Stated task: Locate every line in the records below that contains the word "использованием", and copy each one.

Records shown:
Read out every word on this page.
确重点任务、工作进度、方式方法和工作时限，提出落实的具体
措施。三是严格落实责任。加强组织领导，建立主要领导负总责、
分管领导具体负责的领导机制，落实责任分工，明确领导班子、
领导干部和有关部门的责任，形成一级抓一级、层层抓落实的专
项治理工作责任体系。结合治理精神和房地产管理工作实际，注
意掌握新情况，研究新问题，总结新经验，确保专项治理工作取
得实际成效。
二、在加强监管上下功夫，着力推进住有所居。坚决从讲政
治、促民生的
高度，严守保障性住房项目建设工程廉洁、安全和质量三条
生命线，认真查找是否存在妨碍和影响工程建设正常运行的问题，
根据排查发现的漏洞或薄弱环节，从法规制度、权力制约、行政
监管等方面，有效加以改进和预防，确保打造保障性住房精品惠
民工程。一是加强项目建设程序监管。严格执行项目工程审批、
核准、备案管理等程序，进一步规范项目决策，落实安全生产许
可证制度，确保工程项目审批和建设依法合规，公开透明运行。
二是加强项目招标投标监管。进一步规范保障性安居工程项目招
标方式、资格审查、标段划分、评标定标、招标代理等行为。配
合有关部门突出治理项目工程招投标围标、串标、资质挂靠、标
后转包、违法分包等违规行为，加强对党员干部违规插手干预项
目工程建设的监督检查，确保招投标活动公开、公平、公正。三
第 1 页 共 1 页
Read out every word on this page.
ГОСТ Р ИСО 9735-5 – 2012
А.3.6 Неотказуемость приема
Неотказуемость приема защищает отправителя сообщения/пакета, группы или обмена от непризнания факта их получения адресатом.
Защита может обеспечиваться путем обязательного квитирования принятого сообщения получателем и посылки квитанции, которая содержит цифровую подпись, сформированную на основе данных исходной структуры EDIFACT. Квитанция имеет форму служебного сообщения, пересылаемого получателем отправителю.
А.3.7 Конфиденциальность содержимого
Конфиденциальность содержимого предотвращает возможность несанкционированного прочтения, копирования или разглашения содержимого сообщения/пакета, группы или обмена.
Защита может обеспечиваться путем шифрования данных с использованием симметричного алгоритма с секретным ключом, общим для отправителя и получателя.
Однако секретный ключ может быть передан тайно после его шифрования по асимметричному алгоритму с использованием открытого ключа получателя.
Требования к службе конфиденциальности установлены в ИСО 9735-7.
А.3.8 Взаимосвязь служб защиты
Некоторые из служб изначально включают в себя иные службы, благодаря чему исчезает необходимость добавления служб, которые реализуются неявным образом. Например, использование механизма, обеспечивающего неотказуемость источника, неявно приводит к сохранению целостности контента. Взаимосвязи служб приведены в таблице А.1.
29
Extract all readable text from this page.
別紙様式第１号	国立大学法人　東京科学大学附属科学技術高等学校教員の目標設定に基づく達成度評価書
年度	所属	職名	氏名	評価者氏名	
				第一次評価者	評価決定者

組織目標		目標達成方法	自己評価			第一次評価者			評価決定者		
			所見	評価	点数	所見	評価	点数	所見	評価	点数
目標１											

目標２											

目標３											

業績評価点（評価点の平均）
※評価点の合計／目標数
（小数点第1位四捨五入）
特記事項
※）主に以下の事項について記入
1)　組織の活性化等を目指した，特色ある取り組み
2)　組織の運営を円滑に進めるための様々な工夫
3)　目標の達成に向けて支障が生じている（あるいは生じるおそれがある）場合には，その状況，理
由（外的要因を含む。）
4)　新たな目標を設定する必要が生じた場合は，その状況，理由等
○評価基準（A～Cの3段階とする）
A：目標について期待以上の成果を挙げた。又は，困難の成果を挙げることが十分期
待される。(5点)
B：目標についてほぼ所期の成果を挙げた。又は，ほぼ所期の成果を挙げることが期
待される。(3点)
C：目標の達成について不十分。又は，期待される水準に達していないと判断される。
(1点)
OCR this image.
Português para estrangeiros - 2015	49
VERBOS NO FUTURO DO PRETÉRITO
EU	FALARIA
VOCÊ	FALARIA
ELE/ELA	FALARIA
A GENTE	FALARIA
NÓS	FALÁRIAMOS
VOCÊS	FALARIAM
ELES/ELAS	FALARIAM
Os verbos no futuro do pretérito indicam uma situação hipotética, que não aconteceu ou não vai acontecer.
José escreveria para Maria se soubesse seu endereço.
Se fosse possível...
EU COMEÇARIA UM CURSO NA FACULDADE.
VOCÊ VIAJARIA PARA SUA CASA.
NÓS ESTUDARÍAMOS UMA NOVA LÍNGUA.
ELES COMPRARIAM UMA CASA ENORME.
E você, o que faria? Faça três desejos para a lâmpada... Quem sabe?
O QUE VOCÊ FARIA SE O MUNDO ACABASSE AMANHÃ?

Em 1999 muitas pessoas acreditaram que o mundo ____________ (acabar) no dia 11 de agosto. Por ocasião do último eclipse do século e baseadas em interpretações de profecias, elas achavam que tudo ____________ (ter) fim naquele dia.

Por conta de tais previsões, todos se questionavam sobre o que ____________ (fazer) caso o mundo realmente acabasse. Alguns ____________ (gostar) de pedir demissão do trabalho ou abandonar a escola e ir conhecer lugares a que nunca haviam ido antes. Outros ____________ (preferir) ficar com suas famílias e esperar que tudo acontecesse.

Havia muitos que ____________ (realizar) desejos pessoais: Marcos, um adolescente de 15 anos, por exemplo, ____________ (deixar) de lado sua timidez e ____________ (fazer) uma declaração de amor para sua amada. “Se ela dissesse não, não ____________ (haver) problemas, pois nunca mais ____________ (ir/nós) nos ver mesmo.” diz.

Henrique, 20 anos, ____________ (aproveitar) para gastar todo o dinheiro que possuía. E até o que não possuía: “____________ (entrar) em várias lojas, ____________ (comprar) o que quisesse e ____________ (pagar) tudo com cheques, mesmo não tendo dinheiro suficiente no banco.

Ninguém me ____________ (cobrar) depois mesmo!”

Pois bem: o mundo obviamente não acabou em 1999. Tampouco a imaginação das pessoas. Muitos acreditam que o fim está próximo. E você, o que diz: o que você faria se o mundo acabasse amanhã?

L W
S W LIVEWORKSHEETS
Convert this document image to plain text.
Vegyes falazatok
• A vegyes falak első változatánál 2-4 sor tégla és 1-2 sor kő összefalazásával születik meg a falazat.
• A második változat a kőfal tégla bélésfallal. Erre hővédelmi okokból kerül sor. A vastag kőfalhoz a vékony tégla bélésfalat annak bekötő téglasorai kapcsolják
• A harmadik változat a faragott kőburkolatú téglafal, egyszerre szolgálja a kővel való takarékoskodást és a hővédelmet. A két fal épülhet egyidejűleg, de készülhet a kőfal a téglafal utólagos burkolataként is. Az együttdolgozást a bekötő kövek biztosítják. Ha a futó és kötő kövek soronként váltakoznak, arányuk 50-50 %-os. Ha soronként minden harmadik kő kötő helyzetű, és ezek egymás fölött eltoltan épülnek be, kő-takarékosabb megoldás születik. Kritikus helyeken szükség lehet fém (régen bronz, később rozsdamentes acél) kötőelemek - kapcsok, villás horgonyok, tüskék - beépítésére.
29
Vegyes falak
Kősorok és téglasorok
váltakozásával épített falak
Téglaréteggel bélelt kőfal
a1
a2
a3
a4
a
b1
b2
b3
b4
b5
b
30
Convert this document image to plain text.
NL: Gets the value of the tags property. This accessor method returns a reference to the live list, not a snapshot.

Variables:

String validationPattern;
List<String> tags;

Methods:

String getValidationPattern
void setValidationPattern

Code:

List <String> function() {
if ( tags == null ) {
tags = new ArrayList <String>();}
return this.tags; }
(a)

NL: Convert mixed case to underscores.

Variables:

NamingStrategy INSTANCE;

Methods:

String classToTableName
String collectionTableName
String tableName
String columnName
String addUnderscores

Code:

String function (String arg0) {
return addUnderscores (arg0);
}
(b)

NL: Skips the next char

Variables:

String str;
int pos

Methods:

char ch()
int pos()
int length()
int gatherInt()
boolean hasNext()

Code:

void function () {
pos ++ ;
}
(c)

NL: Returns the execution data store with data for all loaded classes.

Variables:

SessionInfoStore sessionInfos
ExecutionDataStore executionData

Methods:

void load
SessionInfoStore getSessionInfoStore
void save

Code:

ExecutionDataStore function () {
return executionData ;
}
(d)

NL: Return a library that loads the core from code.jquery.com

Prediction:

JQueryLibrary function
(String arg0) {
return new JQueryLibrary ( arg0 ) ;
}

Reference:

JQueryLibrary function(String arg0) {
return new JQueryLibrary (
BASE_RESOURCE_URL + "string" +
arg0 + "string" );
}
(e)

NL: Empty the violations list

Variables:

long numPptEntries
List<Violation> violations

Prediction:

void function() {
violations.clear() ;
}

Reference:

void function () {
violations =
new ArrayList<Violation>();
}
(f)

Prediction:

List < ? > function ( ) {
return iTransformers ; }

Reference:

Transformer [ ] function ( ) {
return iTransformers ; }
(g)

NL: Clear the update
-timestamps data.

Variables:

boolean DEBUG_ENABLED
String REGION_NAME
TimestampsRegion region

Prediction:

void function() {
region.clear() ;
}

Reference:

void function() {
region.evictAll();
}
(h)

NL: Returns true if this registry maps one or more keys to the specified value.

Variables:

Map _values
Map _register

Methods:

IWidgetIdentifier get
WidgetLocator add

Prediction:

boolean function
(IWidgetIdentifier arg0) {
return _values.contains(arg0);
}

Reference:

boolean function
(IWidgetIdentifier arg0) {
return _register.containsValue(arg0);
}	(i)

Task result:
Защита может обеспечиваться путем шифрования данных с использованием симметричного алгоритма с секретным ключом, общим для отправителя и получателя.
Однако секретный ключ может быть передан тайно после его шифрования по асимметричному алгоритму с использованием открытого ключа получателя.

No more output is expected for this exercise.